# Short task
Check each line of the data below for the word "Bureau", then extract the ones that have it.

# Extracted records
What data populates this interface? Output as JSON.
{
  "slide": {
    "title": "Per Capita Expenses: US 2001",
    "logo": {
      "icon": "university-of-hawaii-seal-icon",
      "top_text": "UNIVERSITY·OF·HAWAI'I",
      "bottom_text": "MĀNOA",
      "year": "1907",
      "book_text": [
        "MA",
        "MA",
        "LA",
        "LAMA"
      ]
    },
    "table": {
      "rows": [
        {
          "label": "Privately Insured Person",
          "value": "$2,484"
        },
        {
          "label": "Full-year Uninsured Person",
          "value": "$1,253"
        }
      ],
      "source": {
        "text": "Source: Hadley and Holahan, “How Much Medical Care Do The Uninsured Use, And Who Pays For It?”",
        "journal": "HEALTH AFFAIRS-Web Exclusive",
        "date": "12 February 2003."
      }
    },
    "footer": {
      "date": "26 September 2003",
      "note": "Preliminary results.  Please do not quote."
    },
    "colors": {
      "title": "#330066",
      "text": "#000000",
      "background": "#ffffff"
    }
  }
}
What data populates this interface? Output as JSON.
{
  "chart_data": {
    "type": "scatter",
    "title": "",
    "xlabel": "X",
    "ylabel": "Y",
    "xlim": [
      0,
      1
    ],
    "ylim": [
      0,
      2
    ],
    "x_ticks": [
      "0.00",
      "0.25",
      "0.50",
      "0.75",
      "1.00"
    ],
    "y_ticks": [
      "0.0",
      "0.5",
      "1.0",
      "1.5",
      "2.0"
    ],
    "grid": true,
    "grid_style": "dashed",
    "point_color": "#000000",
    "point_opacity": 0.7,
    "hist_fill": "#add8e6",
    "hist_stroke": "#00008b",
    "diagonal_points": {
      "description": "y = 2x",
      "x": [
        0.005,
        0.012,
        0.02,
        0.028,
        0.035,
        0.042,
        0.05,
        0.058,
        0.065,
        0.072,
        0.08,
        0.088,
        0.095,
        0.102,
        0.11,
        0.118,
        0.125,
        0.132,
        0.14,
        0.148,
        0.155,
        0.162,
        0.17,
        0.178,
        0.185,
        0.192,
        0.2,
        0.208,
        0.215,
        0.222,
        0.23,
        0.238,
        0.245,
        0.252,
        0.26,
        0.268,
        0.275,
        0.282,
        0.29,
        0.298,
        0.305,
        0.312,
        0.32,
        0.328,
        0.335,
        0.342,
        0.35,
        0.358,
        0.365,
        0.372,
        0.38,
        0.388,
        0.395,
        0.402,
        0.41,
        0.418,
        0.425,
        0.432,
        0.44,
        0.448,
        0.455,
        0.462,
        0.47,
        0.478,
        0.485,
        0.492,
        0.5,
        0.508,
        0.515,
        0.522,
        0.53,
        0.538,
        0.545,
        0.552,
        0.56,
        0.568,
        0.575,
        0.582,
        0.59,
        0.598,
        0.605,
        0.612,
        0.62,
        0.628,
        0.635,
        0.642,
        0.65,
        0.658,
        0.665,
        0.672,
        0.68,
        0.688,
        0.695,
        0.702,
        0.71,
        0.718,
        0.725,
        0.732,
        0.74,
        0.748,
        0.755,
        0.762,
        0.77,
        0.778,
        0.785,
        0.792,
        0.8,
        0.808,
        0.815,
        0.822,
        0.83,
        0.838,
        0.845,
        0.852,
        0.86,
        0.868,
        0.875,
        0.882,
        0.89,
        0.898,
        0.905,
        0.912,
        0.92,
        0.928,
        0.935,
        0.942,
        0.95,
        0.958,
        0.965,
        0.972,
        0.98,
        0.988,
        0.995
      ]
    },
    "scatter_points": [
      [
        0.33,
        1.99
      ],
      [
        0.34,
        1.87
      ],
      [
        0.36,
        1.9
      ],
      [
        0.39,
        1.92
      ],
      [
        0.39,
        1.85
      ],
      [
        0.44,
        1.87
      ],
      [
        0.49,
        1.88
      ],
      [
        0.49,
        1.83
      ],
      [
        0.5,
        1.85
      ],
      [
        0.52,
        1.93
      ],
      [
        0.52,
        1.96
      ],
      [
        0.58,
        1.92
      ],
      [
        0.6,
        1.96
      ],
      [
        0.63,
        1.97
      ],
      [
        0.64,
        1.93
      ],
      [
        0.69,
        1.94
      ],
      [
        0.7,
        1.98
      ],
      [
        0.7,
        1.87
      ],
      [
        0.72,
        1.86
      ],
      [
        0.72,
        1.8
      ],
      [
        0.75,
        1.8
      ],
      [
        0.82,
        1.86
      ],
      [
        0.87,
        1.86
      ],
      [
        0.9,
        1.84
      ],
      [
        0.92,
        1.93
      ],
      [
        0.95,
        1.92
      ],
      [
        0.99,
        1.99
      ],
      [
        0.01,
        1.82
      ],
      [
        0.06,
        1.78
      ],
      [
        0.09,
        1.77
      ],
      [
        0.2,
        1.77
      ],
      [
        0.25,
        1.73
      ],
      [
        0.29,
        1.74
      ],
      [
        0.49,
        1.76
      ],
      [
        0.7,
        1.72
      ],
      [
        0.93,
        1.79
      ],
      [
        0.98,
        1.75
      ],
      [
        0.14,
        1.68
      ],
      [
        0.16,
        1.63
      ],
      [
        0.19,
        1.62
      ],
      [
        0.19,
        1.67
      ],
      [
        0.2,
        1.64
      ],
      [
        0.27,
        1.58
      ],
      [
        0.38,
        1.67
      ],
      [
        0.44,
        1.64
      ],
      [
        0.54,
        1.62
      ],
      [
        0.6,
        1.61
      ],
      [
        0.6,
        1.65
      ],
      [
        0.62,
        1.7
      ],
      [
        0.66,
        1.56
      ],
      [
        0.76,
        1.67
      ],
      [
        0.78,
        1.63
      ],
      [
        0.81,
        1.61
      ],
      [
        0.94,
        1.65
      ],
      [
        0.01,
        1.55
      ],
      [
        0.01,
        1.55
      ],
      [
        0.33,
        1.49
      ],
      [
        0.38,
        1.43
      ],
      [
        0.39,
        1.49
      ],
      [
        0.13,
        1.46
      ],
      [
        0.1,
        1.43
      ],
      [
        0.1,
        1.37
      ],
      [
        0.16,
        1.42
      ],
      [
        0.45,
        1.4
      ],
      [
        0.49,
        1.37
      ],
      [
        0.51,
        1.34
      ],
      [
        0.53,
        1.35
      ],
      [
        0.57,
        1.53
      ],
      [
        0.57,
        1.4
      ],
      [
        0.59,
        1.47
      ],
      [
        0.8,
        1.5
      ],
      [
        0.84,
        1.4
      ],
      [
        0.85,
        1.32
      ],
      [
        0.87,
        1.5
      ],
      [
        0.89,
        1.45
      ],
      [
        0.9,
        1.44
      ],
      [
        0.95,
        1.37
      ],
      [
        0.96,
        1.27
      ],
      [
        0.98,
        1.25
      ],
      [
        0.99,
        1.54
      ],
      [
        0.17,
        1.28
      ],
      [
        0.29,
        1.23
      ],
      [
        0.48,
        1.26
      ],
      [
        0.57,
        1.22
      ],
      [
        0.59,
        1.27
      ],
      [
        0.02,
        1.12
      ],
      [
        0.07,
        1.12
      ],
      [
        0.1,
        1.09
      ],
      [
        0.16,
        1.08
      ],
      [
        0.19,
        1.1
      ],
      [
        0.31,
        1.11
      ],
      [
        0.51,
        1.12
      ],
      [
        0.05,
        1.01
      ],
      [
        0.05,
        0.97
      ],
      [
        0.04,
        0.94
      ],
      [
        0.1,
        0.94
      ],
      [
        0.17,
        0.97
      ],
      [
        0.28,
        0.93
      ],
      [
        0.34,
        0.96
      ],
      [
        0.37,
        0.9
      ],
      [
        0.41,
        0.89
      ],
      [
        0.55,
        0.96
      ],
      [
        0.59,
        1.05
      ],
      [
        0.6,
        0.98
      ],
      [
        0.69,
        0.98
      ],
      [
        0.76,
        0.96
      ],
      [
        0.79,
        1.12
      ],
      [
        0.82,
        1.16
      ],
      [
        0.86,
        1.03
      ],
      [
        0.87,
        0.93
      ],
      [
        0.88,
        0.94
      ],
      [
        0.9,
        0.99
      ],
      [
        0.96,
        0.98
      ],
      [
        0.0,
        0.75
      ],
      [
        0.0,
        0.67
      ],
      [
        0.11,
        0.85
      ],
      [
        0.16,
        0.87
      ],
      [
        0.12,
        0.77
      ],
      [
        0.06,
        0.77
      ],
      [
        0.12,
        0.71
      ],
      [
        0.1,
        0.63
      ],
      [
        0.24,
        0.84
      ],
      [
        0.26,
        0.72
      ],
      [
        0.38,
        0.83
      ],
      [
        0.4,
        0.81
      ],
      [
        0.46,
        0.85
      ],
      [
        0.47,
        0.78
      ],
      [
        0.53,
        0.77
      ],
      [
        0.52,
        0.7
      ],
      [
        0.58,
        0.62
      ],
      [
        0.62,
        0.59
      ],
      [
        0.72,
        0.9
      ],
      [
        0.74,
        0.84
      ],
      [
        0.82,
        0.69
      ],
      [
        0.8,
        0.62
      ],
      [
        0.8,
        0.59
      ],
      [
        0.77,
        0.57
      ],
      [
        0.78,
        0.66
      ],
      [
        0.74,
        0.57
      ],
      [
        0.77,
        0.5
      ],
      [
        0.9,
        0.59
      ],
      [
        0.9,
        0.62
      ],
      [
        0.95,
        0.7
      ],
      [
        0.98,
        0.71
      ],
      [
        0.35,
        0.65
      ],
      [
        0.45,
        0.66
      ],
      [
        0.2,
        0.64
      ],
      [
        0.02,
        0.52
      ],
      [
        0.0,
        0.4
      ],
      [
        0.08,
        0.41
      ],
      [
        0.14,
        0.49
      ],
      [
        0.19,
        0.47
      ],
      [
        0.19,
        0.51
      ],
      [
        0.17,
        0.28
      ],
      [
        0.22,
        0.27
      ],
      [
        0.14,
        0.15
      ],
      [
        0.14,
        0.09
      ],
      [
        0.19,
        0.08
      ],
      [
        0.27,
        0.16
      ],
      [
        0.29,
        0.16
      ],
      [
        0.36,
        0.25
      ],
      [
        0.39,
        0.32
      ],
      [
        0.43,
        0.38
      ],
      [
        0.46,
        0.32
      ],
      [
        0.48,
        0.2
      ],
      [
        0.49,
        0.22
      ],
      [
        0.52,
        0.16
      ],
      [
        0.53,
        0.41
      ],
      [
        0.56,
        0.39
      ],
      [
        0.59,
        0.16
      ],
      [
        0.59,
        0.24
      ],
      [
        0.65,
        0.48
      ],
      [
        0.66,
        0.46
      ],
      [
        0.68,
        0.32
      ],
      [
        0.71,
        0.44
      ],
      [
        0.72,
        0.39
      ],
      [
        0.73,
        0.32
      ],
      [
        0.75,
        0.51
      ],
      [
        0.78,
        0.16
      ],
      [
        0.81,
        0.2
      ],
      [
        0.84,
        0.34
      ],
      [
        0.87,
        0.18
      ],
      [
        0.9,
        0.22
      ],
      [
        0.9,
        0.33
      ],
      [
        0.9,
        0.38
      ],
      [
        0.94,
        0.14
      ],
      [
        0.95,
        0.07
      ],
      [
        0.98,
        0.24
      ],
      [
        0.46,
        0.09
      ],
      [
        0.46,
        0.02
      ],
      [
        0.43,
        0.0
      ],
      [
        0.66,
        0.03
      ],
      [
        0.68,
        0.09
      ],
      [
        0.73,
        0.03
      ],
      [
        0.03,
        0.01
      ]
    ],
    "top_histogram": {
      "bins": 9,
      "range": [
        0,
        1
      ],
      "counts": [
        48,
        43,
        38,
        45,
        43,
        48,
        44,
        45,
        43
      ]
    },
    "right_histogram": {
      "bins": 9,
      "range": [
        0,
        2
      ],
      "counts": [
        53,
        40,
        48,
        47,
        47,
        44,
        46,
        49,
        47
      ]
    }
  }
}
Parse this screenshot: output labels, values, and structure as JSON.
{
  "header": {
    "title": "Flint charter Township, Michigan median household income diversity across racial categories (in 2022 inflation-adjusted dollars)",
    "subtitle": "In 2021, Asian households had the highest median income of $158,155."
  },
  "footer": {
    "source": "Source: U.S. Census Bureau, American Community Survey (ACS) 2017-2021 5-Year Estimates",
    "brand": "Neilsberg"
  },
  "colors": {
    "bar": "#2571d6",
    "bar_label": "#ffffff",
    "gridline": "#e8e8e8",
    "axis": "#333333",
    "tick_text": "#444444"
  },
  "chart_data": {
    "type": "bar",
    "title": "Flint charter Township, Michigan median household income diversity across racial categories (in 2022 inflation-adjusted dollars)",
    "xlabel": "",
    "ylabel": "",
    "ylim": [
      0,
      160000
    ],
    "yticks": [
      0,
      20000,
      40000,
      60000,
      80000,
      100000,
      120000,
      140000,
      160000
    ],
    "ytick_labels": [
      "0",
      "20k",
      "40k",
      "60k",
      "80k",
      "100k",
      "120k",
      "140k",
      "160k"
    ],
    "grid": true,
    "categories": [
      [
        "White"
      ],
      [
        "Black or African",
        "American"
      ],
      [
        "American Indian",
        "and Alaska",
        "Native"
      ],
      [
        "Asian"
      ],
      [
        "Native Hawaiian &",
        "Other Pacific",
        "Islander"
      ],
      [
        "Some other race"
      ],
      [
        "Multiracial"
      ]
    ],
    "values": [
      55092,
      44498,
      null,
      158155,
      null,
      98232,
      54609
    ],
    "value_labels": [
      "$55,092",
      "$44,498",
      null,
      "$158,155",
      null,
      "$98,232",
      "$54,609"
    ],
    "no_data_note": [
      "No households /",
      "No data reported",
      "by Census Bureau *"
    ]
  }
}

# Solution
    "source": "Source: U.S. Census Bureau, American Community Survey (ACS) 2017-2021 5-Year Estimates",
      "by Census Bureau *"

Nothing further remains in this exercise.